### What is required
Carry none of the pictures over; set down the material below exactly.

#### The input

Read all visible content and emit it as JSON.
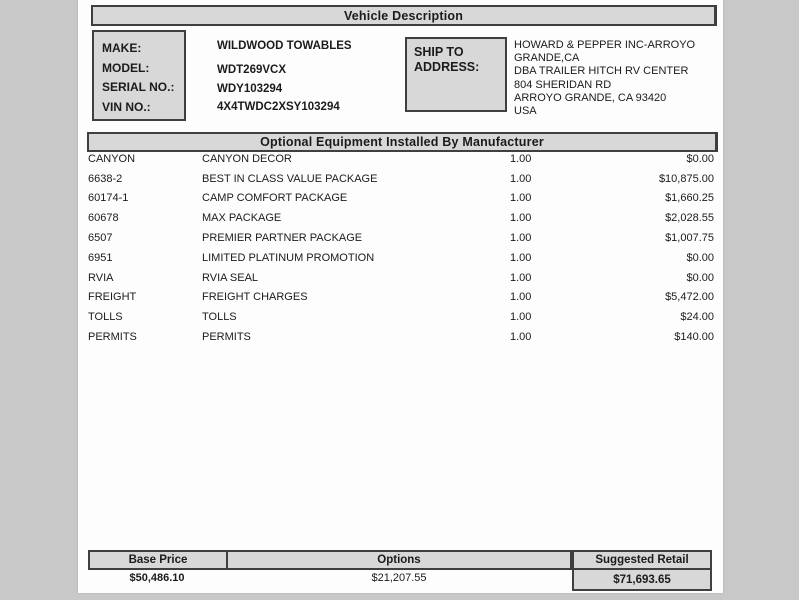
{
  "header": {
    "title": "Vehicle Description"
  },
  "vehicle": {
    "labels": [
      "MAKE:",
      "MODEL:",
      "SERIAL NO.:",
      "VIN NO.:"
    ],
    "make": "WILDWOOD TOWABLES",
    "model": "WDT269VCX",
    "serial_no": "WDY103294",
    "vin_no": "4X4TWDC2XSY103294"
  },
  "ship_to": {
    "label_line1": "SHIP TO",
    "label_line2": "ADDRESS:",
    "address_lines": [
      "HOWARD & PEPPER INC-ARROYO",
      "GRANDE,CA",
      "DBA TRAILER HITCH RV CENTER",
      "804 SHERIDAN RD",
      "ARROYO GRANDE, CA 93420",
      "USA"
    ]
  },
  "optional_equipment": {
    "title": "Optional Equipment Installed By Manufacturer",
    "rows": [
      {
        "code": "CANYON",
        "description": "CANYON DECOR",
        "qty": "1.00",
        "price": "$0.00"
      },
      {
        "code": "6638-2",
        "description": "BEST IN CLASS VALUE PACKAGE",
        "qty": "1.00",
        "price": "$10,875.00"
      },
      {
        "code": "60174-1",
        "description": "CAMP COMFORT PACKAGE",
        "qty": "1.00",
        "price": "$1,660.25"
      },
      {
        "code": "60678",
        "description": "MAX PACKAGE",
        "qty": "1.00",
        "price": "$2,028.55"
      },
      {
        "code": "6507",
        "description": "PREMIER PARTNER PACKAGE",
        "qty": "1.00",
        "price": "$1,007.75"
      },
      {
        "code": "6951",
        "description": "LIMITED PLATINUM PROMOTION",
        "qty": "1.00",
        "price": "$0.00"
      },
      {
        "code": "RVIA",
        "description": "RVIA SEAL",
        "qty": "1.00",
        "price": "$0.00"
      },
      {
        "code": "FREIGHT",
        "description": "FREIGHT CHARGES",
        "qty": "1.00",
        "price": "$5,472.00"
      },
      {
        "code": "TOLLS",
        "description": "TOLLS",
        "qty": "1.00",
        "price": "$24.00"
      },
      {
        "code": "PERMITS",
        "description": "PERMITS",
        "qty": "1.00",
        "price": "$140.00"
      }
    ]
  },
  "totals": {
    "base_price_label": "Base Price",
    "base_price_value": "$50,486.10",
    "options_label": "Options",
    "options_value": "$21,207.55",
    "suggested_retail_label": "Suggested Retail",
    "suggested_retail_value": "$71,693.65"
  },
  "colors": {
    "page_background": "#fdfdfd",
    "outer_background": "#c8c8c8",
    "bar_fill": "#d8d8d8",
    "border": "#3f3f3f",
    "text": "#1b1b1b"
  }
}
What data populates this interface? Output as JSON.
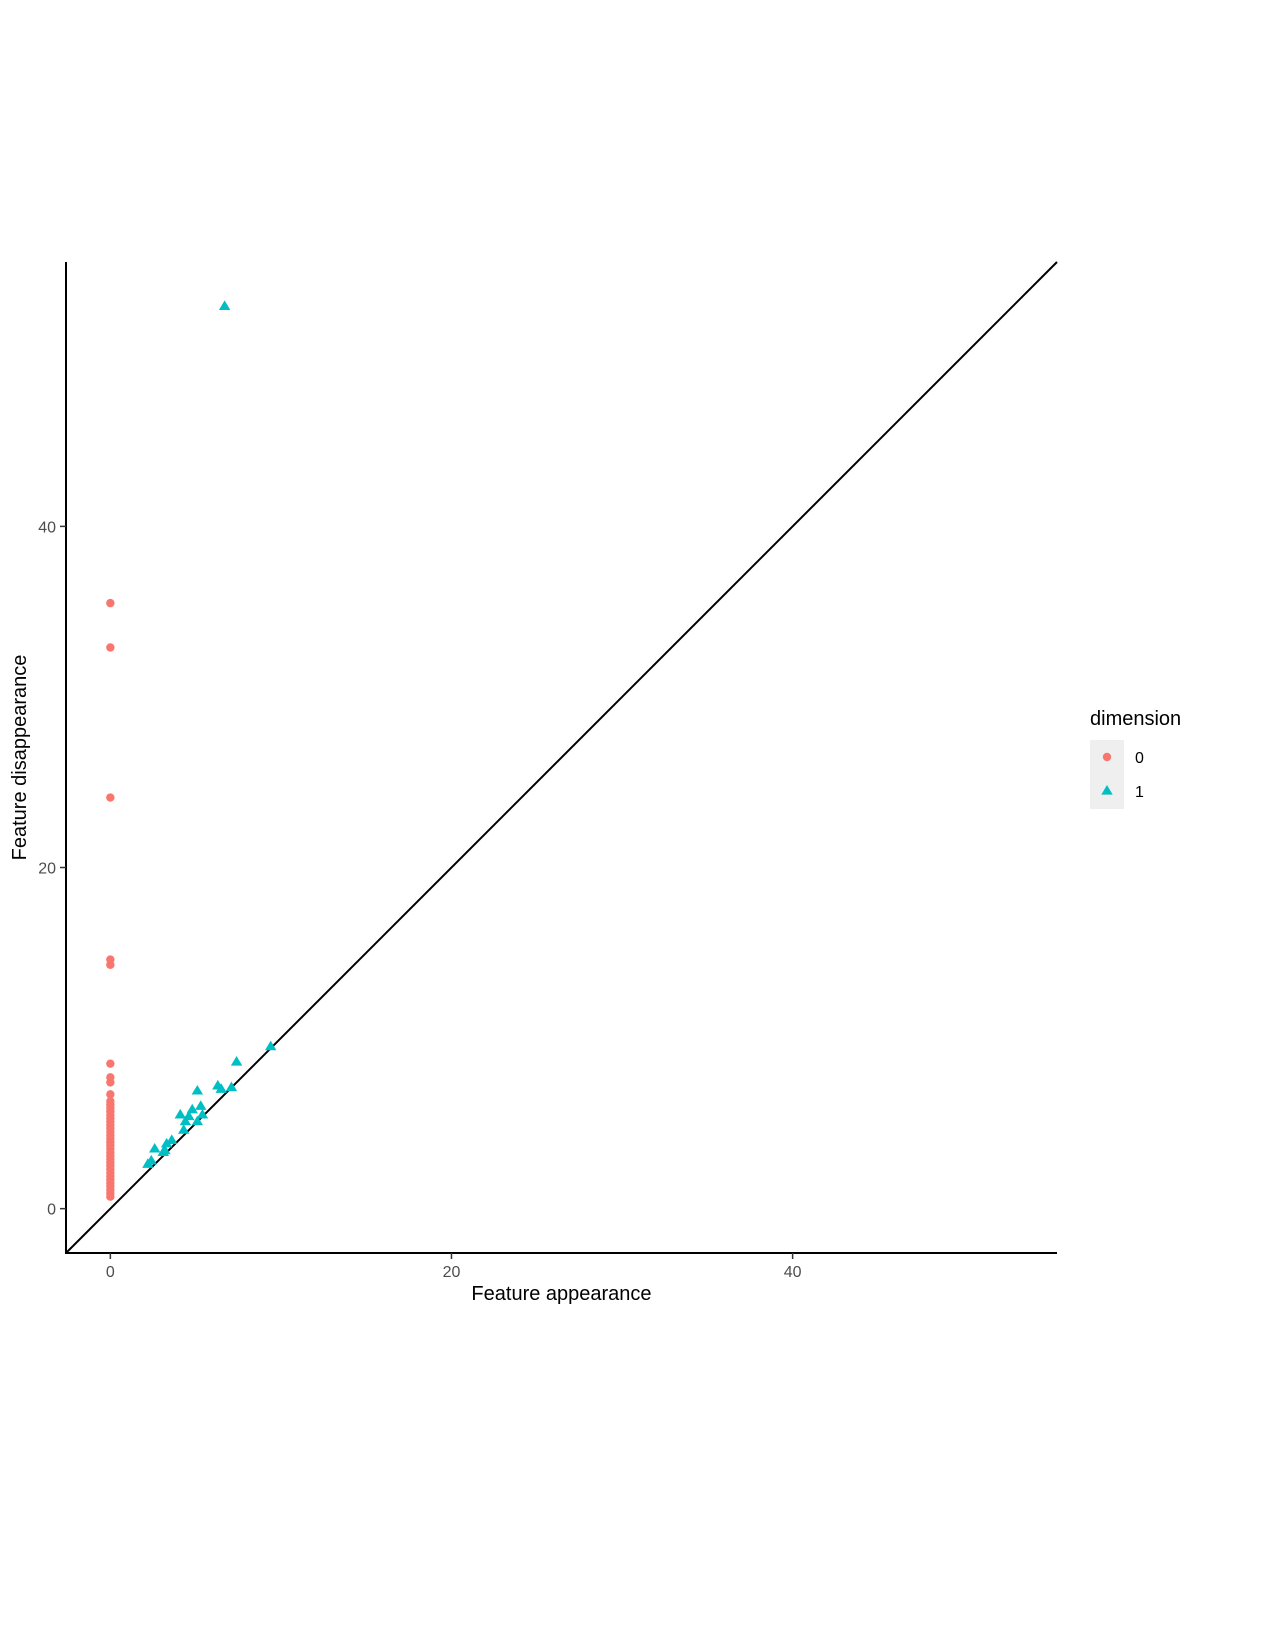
{
  "chart_data": {
    "type": "scatter",
    "title": "",
    "xlabel": "Feature appearance",
    "ylabel": "Feature disappearance",
    "xlim": [
      -2.6,
      55.5
    ],
    "ylim": [
      -2.6,
      55.5
    ],
    "xticks": [
      0,
      20,
      40
    ],
    "yticks": [
      0,
      20,
      40
    ],
    "grid": false,
    "diagonal_line": true,
    "legend": {
      "title": "dimension",
      "position": "right"
    },
    "series": [
      {
        "name": "0",
        "shape": "circle",
        "color": "#F8766D",
        "points": [
          [
            0,
            35.5
          ],
          [
            0,
            32.9
          ],
          [
            0,
            24.1
          ],
          [
            0,
            14.6
          ],
          [
            0,
            14.3
          ],
          [
            0,
            8.5
          ],
          [
            0,
            7.7
          ],
          [
            0,
            7.4
          ],
          [
            0,
            6.7
          ],
          [
            0,
            6.3
          ],
          [
            0,
            6.1
          ],
          [
            0,
            5.9
          ],
          [
            0,
            5.7
          ],
          [
            0,
            5.5
          ],
          [
            0,
            5.3
          ],
          [
            0,
            5.1
          ],
          [
            0,
            4.9
          ],
          [
            0,
            4.7
          ],
          [
            0,
            4.5
          ],
          [
            0,
            4.3
          ],
          [
            0,
            4.1
          ],
          [
            0,
            3.9
          ],
          [
            0,
            3.7
          ],
          [
            0,
            3.5
          ],
          [
            0,
            3.3
          ],
          [
            0,
            3.1
          ],
          [
            0,
            2.9
          ],
          [
            0,
            2.7
          ],
          [
            0,
            2.5
          ],
          [
            0,
            2.3
          ],
          [
            0,
            2.1
          ],
          [
            0,
            1.9
          ],
          [
            0,
            1.7
          ],
          [
            0,
            1.5
          ],
          [
            0,
            1.3
          ],
          [
            0,
            1.1
          ],
          [
            0,
            0.9
          ],
          [
            0,
            0.7
          ]
        ]
      },
      {
        "name": "1",
        "shape": "triangle",
        "color": "#00BFC4",
        "points": [
          [
            6.7,
            52.9
          ],
          [
            9.4,
            9.5
          ],
          [
            7.4,
            8.6
          ],
          [
            6.3,
            7.2
          ],
          [
            6.5,
            7.0
          ],
          [
            7.1,
            7.1
          ],
          [
            5.1,
            6.9
          ],
          [
            5.3,
            6.0
          ],
          [
            4.8,
            5.8
          ],
          [
            4.1,
            5.5
          ],
          [
            4.6,
            5.4
          ],
          [
            5.4,
            5.5
          ],
          [
            4.4,
            5.1
          ],
          [
            5.1,
            5.1
          ],
          [
            4.3,
            4.6
          ],
          [
            3.6,
            4.0
          ],
          [
            3.3,
            3.8
          ],
          [
            2.6,
            3.5
          ],
          [
            3.2,
            3.4
          ],
          [
            3.1,
            3.3
          ],
          [
            2.4,
            2.8
          ],
          [
            2.2,
            2.6
          ]
        ]
      }
    ]
  }
}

########

### Response to this task
Read all visible content and emit it as JSON.
{
  "header": {
    "title": "Vehicle Description"
  },
  "vehicle": {
    "labels": [
      "MAKE:",
      "MODEL:",
      "SERIAL NO.:",
      "VIN NO.:"
    ],
    "make": "WILDWOOD TOWABLES",
    "model": "WDT269VCX",
    "serial_no": "WDY103294",
    "vin_no": "4X4TWDC2XSY103294"
  },
  "ship_to": {
    "label_line1": "SHIP TO",
    "label_line2": "ADDRESS:",
    "address_lines": [
      "HOWARD & PEPPER INC-ARROYO",
      "GRANDE,CA",
      "DBA TRAILER HITCH RV CENTER",
      "804 SHERIDAN RD",
      "ARROYO GRANDE, CA 93420",
      "USA"
    ]
  },
  "optional_equipment": {
    "title": "Optional Equipment Installed By Manufacturer",
    "rows": [
      {
        "code": "CANYON",
        "description": "CANYON DECOR",
        "qty": "1.00",
        "price": "$0.00"
      },
      {
        "code": "6638-2",
        "description": "BEST IN CLASS VALUE PACKAGE",
        "qty": "1.00",
        "price": "$10,875.00"
      },
      {
        "code": "60174-1",
        "description": "CAMP COMFORT PACKAGE",
        "qty": "1.00",
        "price": "$1,660.25"
      },
      {
        "code": "60678",
        "description": "MAX PACKAGE",
        "qty": "1.00",
        "price": "$2,028.55"
      },
      {
        "code": "6507",
        "description": "PREMIER PARTNER PACKAGE",
        "qty": "1.00",
        "price": "$1,007.75"
      },
      {
        "code": "6951",
        "description": "LIMITED PLATINUM PROMOTION",
        "qty": "1.00",
        "price": "$0.00"
      },
      {
        "code": "RVIA",
        "description": "RVIA SEAL",
        "qty": "1.00",
        "price": "$0.00"
      },
      {
        "code": "FREIGHT",
        "description": "FREIGHT CHARGES",
        "qty": "1.00",
        "price": "$5,472.00"
      },
      {
        "code": "TOLLS",
        "description": "TOLLS",
        "qty": "1.00",
        "price": "$24.00"
      },
      {
        "code": "PERMITS",
        "description": "PERMITS",
        "qty": "1.00",
        "price": "$140.00"
      }
    ]
  },
  "totals": {
    "base_price_label": "Base Price",
    "base_price_value": "$50,486.10",
    "options_label": "Options",
    "options_value": "$21,207.55",
    "suggested_retail_label": "Suggested Retail",
    "suggested_retail_value": "$71,693.65"
  },
  "colors": {
    "page_background": "#fdfdfd",
    "outer_background": "#c8c8c8",
    "bar_fill": "#d8d8d8",
    "border": "#3f3f3f",
    "text": "#1b1b1b"
  }
}
What data populates this interface? Output as JSON.
{
  "chart_data": {
    "type": "scatter",
    "title": "",
    "xlabel": "Feature appearance",
    "ylabel": "Feature disappearance",
    "xlim": [
      -2.6,
      55.5
    ],
    "ylim": [
      -2.6,
      55.5
    ],
    "xticks": [
      0,
      20,
      40
    ],
    "yticks": [
      0,
      20,
      40
    ],
    "grid": false,
    "diagonal_line": true,
    "legend": {
      "title": "dimension",
      "position": "right"
    },
    "series": [
      {
        "name": "0",
        "shape": "circle",
        "color": "#F8766D",
        "points": [
          [
            0,
            35.5
          ],
          [
            0,
            32.9
          ],
          [
            0,
            24.1
          ],
          [
            0,
            14.6
          ],
          [
            0,
            14.3
          ],
          [
            0,
            8.5
          ],
          [
            0,
            7.7
          ],
          [
            0,
            7.4
          ],
          [
            0,
            6.7
          ],
          [
            0,
            6.3
          ],
          [
            0,
            6.1
          ],
          [
            0,
            5.9
          ],
          [
            0,
            5.7
          ],
          [
            0,
            5.5
          ],
          [
            0,
            5.3
          ],
          [
            0,
            5.1
          ],
          [
            0,
            4.9
          ],
          [
            0,
            4.7
          ],
          [
            0,
            4.5
          ],
          [
            0,
            4.3
          ],
          [
            0,
            4.1
          ],
          [
            0,
            3.9
          ],
          [
            0,
            3.7
          ],
          [
            0,
            3.5
          ],
          [
            0,
            3.3
          ],
          [
            0,
            3.1
          ],
          [
            0,
            2.9
          ],
          [
            0,
            2.7
          ],
          [
            0,
            2.5
          ],
          [
            0,
            2.3
          ],
          [
            0,
            2.1
          ],
          [
            0,
            1.9
          ],
          [
            0,
            1.7
          ],
          [
            0,
            1.5
          ],
          [
            0,
            1.3
          ],
          [
            0,
            1.1
          ],
          [
            0,
            0.9
          ],
          [
            0,
            0.7
          ]
        ]
      },
      {
        "name": "1",
        "shape": "triangle",
        "color": "#00BFC4",
        "points": [
          [
            6.7,
            52.9
          ],
          [
            9.4,
            9.5
          ],
          [
            7.4,
            8.6
          ],
          [
            6.3,
            7.2
          ],
          [
            6.5,
            7.0
          ],
          [
            7.1,
            7.1
          ],
          [
            5.1,
            6.9
          ],
          [
            5.3,
            6.0
          ],
          [
            4.8,
            5.8
          ],
          [
            4.1,
            5.5
          ],
          [
            4.6,
            5.4
          ],
          [
            5.4,
            5.5
          ],
          [
            4.4,
            5.1
          ],
          [
            5.1,
            5.1
          ],
          [
            4.3,
            4.6
          ],
          [
            3.6,
            4.0
          ],
          [
            3.3,
            3.8
          ],
          [
            2.6,
            3.5
          ],
          [
            3.2,
            3.4
          ],
          [
            3.1,
            3.3
          ],
          [
            2.4,
            2.8
          ],
          [
            2.2,
            2.6
          ]
        ]
      }
    ]
  }
}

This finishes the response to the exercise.